Task instructions:
Extract all lines that hold the string "significant".

(Dataset entries)
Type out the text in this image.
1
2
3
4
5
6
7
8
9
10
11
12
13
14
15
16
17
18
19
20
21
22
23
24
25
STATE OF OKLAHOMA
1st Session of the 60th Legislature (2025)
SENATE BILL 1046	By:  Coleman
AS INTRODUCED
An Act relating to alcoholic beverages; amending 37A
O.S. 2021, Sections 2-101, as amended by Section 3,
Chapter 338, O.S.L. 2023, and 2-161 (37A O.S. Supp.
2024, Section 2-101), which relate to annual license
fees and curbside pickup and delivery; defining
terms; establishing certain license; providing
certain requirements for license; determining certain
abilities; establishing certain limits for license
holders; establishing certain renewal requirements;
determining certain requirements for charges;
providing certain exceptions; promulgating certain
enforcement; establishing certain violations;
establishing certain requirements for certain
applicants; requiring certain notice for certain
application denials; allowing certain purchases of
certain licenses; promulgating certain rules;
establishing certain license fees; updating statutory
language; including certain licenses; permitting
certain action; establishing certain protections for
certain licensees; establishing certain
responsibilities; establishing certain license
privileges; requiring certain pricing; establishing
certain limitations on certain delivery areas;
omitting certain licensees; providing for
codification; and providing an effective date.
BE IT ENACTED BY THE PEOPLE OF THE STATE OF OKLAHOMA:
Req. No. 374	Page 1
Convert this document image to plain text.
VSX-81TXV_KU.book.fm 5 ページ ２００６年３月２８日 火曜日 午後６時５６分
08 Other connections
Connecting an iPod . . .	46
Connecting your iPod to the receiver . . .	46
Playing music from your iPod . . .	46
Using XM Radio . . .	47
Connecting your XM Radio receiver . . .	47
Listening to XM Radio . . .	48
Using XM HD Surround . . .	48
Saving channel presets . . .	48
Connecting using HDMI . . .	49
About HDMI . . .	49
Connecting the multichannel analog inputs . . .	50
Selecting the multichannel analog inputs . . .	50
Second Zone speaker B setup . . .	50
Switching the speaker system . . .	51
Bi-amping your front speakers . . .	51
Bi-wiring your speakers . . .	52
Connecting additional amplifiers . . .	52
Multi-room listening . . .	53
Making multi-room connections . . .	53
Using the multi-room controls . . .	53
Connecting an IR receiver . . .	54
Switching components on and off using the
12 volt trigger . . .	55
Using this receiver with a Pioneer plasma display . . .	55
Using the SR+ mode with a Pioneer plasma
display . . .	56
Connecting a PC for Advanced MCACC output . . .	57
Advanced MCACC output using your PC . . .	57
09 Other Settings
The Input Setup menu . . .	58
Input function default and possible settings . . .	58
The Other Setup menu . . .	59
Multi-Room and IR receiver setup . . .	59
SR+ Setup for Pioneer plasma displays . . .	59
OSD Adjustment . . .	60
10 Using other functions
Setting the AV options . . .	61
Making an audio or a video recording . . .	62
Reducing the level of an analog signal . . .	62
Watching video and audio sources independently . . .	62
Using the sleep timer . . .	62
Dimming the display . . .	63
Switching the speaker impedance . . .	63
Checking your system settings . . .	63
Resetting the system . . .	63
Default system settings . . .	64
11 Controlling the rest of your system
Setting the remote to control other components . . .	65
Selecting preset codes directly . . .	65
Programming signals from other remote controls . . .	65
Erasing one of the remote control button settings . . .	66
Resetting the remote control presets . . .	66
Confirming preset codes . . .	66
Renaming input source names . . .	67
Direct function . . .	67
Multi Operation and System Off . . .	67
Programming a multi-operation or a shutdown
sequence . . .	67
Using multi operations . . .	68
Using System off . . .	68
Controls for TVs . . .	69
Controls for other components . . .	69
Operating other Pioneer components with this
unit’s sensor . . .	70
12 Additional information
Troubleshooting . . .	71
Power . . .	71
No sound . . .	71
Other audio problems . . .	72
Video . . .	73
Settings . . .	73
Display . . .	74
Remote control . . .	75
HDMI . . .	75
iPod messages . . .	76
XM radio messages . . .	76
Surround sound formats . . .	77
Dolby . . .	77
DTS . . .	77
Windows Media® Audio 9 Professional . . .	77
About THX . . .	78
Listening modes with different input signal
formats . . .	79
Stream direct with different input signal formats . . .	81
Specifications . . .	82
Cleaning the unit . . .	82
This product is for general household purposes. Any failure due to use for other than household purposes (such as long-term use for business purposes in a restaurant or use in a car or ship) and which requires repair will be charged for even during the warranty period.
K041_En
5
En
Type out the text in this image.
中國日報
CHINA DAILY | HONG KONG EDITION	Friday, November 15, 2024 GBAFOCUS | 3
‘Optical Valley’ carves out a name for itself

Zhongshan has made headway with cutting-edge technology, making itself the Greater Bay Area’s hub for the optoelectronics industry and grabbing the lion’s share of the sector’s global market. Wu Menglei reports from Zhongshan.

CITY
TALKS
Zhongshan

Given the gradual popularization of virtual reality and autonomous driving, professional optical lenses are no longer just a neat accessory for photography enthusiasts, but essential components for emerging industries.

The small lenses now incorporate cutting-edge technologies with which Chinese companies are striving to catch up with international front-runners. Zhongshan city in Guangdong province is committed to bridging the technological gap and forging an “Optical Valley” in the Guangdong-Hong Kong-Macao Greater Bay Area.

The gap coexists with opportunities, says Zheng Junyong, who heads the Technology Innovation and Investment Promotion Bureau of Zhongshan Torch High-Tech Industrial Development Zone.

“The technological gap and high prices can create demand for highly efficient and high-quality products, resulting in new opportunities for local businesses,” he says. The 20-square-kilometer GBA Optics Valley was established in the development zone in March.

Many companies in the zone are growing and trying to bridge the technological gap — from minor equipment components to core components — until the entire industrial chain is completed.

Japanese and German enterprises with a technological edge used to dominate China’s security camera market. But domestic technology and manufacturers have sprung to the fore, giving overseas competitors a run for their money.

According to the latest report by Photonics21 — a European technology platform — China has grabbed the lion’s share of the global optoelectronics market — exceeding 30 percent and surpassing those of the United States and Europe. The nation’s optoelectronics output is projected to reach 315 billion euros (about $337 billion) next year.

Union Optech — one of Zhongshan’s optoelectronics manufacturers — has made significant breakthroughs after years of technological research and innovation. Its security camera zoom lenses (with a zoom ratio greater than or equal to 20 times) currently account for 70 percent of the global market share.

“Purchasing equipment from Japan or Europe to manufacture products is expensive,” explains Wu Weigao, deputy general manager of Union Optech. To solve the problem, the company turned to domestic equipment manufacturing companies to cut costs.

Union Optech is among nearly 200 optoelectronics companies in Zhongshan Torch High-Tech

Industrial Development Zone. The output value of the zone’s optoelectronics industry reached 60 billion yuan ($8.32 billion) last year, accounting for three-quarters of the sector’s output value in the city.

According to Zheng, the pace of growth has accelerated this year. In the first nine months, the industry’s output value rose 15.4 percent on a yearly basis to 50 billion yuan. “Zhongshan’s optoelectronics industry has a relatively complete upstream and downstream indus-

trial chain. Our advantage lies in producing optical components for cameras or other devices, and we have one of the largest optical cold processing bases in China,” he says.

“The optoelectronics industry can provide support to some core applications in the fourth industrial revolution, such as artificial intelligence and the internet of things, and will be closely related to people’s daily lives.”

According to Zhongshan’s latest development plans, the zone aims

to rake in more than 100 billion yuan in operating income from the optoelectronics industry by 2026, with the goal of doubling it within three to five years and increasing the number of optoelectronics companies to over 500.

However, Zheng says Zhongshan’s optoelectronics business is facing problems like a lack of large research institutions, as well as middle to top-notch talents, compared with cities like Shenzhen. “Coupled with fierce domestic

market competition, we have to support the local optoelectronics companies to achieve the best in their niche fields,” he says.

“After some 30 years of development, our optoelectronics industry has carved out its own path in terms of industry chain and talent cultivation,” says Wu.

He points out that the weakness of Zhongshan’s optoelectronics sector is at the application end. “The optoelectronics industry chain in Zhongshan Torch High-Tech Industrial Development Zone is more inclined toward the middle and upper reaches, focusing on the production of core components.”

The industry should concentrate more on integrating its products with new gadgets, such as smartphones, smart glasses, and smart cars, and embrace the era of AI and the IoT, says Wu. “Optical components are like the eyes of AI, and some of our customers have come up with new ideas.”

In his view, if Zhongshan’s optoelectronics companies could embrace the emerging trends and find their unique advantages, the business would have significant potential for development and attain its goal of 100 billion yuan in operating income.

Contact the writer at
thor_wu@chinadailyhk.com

Answer to this task:
Union Optech — one of Zhongshan’s optoelectronics manufacturers — has made significant breakthroughs after years of technological research and innovation. Its security camera zoom lenses (with a zoom ratio greater than or equal to 20 times) currently account for 70 percent of the global market share.
In his view, if Zhongshan’s optoelectronics companies could embrace the emerging trends and find their unique advantages, the business would have significant potential for development and attain its goal of 100 billion yuan in operating income.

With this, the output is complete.